## Written exercise 1:
Quote the ZFS performance thread word for word, starting at "http://opensolaris.org/jive/thread.jspa?threadID=27794" and ending at "cam*beep*con*beep*trol expla*beep*na*beep*tion above.".
## Written exercise 2:
Answer these questions from the ZFS performance thread:
(a) According to the opening post, what does ZFS work best with?
(b) According to phoenix, on which systems are drive caches disabled when partitioned drives are used?
(c) In the comment by netchild, what enables the caches?

# RootOnZFS performance



## Slurp (Jul 5, 2012)

I was planning to make my desktop a ZFS-only system.
But now that I got into details of how it's done (reading this guide) I started to think that it might degrade my performance. The reason is that it creates separate boot partitions and it's said that ZFS works best when dealing with whole drives because when it doesn't, it disables drives' caches.
Do I miss something?
If no, is the performance degradation something noteworthy? I haven't heard anybody talking about it.


----------



## phoenix (Jul 5, 2012)

Drive caches are only disabled on non-FreeBSD systems when using partitioned drives.  The way GEOM works on FreeBSD allows the drive caches to remain enabled, even when using partitions with ZFS.


----------



## Slurp (Jul 5, 2012)

Nice, thanks for explanation.


----------



## hopla (Jul 9, 2012)

phoenix said:
			
		

> Drive caches are only disabled on non-FreeBSD systems when using partitioned drives.  The way GEOM works on FreeBSD allows the drive caches to remain enabled, even when using partitions with ZFS.



Huh, I am surprised to hear this. I was under the assumption that the disk write cache would be disabled in this situation. So, being a bit skeptic (I always am, don't take it personally Phoenix  ) I went out to Google and the only thing I could find in reference to this was this page: http://www.leidinger.net/blog/2010/09/23/zfs-and-nfs-on-disk-cache/

In the comments someone refers to a forum post on the OpenSolaris website, where supposedly Pawel (I assume it is Pawel Jakub Dawidek, prime FreeBSD ZFS committer), makes this same statement. I say supposedly, because the page is unavailable now.
http://opensolaris.org/jive/thread.jspa?threadID=27794

But, that comment is refuted by someone named netchild, claiming it is wrong, he states:


> Again, the caches are enabled by ATA/CAM and not by ZFS/GEOM. ZFS is able to send the flush-cache com*beep*mand in all cases, but this only mat*beep*ters if the cache is enabled. For ATA the caching is enabled by default, for SCSI disks it depends on the disks, see my cam*beep*con*beep*trol expla*beep*na*beep*tion above.



Anyway, it could be a combination of both ATA/CAM and GEOM I think. But it's too bad I can't find any confirmation for this. I sure hope that if the drive write-cache would indeed be enabled, that it's done in a way that guarantees data consistency!
(being that that is the reason why the cache is disabled in Solaris)

Where did you find this information Phoenix?


----------



## digrouz (Jul 18, 2012)

So on a freebsd only system with only zfs, what should be the ideal  partitioning to be sure to use drive cache correctly?


----------

## Listed records:
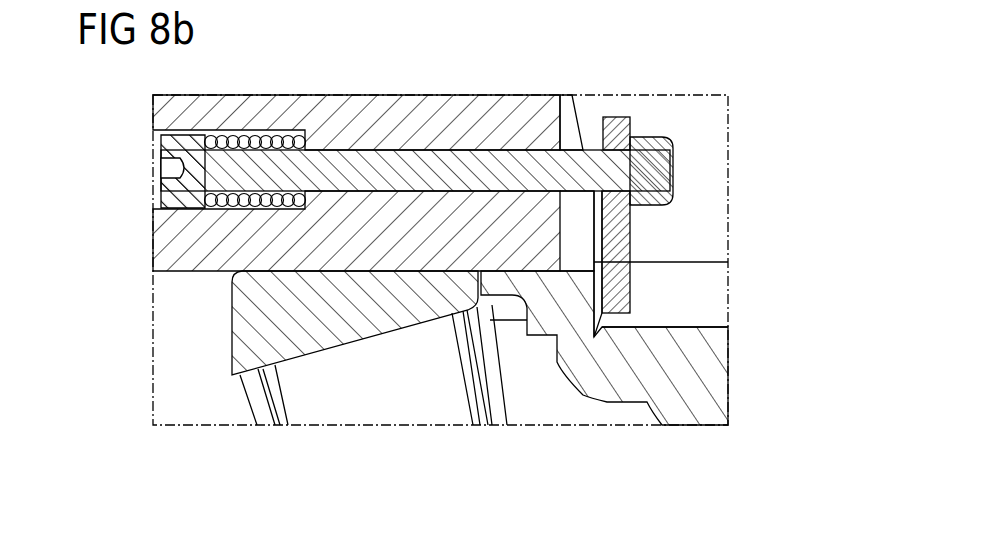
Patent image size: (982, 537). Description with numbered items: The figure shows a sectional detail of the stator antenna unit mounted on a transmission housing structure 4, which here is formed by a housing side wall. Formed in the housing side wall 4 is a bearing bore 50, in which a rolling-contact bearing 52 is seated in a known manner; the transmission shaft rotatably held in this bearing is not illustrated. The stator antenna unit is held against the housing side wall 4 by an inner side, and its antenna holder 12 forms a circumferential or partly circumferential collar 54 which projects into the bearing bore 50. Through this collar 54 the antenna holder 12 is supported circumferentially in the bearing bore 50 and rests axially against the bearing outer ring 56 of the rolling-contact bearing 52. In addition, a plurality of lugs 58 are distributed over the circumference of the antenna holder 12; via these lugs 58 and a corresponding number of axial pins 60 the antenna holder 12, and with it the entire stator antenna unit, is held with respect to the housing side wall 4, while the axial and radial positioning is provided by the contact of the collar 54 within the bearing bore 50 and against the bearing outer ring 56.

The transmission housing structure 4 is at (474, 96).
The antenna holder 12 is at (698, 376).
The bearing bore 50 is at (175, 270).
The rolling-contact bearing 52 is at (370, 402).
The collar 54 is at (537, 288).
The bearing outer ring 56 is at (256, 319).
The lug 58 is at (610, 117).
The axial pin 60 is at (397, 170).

...

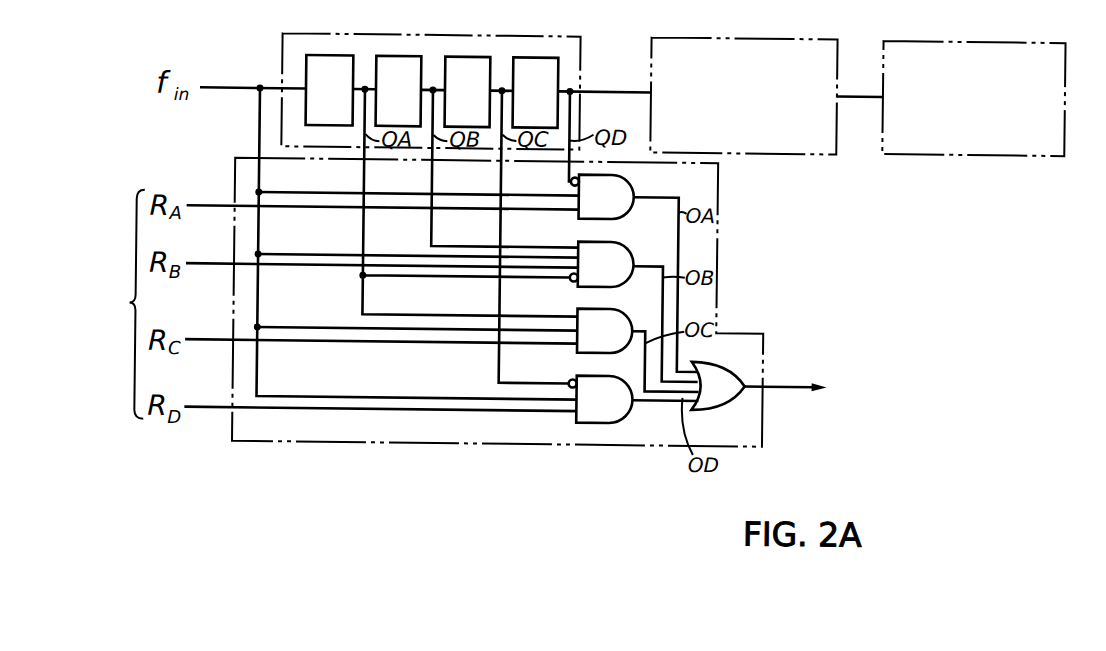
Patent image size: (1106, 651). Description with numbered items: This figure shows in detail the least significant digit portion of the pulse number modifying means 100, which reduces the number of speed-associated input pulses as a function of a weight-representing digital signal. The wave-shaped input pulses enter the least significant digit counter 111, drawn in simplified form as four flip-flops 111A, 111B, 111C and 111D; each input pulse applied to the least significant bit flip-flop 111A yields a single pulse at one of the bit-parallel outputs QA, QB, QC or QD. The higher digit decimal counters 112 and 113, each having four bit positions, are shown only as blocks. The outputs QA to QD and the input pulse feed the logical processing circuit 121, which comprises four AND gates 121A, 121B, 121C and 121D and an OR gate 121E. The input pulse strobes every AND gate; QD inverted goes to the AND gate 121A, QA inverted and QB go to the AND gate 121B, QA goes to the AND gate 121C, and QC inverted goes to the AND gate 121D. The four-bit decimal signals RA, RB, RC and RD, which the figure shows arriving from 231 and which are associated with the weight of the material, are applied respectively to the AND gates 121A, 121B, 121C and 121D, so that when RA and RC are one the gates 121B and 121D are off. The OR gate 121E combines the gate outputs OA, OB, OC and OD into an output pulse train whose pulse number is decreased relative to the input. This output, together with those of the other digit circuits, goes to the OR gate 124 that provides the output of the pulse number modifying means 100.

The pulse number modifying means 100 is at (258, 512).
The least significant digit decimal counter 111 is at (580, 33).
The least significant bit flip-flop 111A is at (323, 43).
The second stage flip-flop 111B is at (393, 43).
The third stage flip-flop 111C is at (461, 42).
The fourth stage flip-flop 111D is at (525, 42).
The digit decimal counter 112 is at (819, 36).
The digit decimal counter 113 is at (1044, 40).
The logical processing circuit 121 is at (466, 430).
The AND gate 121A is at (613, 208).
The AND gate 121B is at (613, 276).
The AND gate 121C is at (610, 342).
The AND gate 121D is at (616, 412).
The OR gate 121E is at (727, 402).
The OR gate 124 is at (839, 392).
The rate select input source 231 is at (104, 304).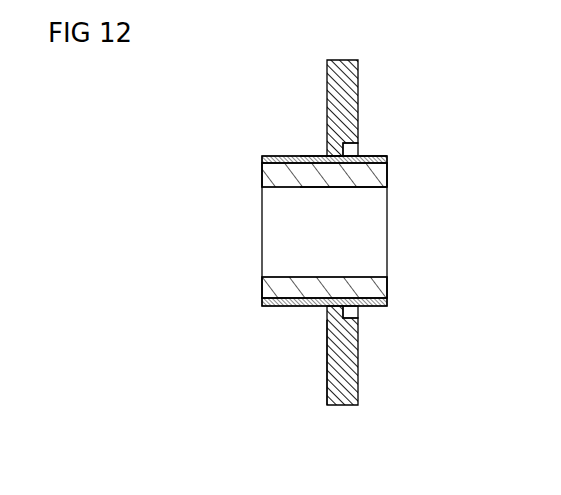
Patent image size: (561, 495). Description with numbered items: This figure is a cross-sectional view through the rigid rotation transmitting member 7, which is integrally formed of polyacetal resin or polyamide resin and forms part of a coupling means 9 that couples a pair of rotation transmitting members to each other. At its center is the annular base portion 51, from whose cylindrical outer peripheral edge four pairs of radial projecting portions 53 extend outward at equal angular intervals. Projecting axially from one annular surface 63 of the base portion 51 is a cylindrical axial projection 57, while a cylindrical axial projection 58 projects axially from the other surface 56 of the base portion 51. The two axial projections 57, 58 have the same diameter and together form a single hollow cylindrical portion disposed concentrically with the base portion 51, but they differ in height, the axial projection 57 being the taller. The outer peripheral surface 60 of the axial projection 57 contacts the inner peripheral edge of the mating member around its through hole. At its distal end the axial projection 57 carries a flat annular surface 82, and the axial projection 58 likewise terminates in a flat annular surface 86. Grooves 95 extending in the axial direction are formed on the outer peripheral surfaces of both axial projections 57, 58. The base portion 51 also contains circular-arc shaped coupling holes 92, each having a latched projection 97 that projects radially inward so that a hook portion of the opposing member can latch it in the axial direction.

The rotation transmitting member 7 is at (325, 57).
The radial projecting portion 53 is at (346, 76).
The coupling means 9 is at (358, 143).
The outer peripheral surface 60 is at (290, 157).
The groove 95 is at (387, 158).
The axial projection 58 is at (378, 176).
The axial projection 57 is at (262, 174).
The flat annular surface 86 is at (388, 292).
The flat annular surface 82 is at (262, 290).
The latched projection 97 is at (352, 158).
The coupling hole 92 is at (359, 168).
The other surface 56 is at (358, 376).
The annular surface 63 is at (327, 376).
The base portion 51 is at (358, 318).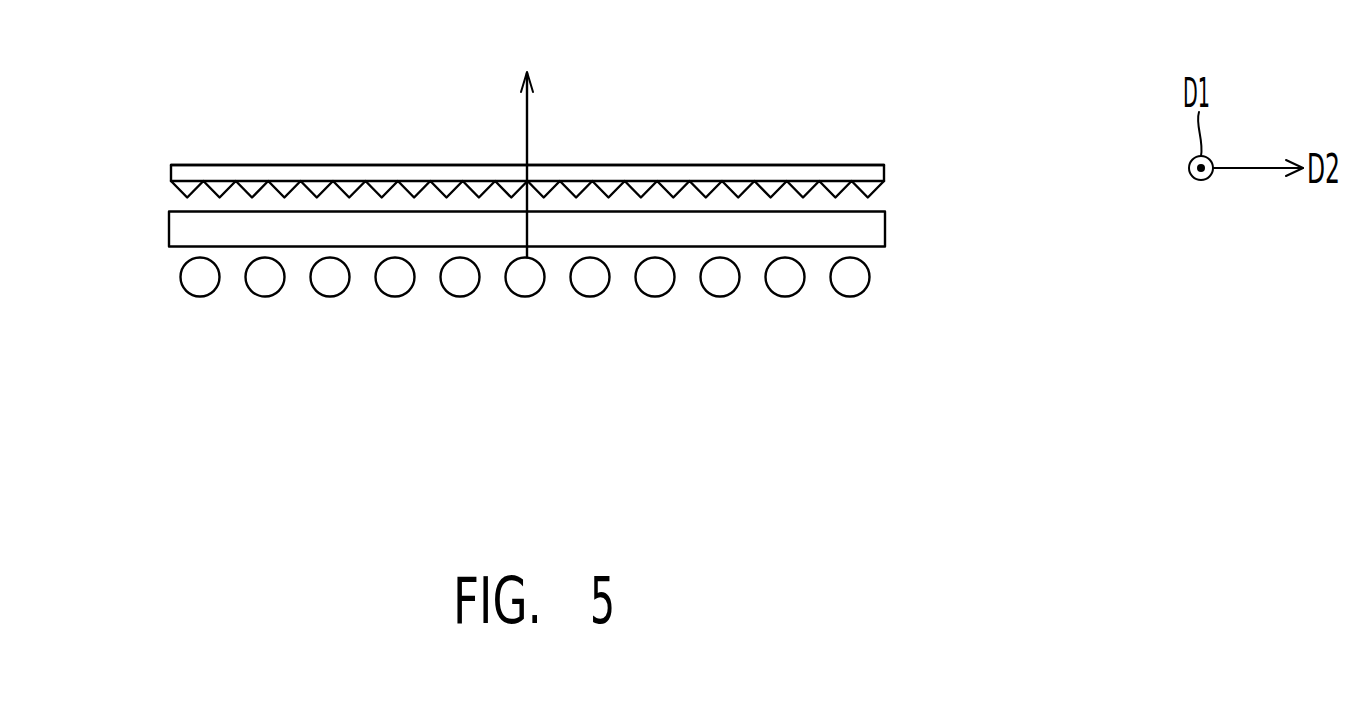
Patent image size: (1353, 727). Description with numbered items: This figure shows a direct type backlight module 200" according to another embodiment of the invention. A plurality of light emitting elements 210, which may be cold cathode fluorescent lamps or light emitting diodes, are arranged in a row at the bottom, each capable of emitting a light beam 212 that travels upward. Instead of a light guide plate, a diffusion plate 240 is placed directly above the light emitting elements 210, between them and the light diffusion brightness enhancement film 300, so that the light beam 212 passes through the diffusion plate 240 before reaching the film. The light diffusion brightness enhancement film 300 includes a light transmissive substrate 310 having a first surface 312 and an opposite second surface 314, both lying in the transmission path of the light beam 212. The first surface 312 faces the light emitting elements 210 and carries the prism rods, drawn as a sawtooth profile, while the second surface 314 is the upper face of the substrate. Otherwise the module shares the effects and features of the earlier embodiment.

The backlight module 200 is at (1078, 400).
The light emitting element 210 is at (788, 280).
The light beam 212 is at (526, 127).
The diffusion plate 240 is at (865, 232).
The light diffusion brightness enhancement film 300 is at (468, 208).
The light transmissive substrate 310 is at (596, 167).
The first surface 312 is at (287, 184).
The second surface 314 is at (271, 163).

## Final answer 1:
http://opensolaris.org/jive/thread.jspa?threadID=27794

But, that comment is refuted by someone named netchild, claiming it is wrong, he states:


> Again, the caches are enabled by ATA/CAM and not by ZFS/GEOM. ZFS is able to send the flush-cache com*beep*mand in all cases, but this only mat*beep*ters if the cache is enabled. For ATA the caching is enabled by default, for SCSI disks it depends on the disks, see my cam*beep*con*beep*trol expla*beep*na*beep*tion above.

## Final answer 2:
(a) Whole drives.
(b) Non-FreeBSD systems.
(c) ATA/CAM, not ZFS/GEOM.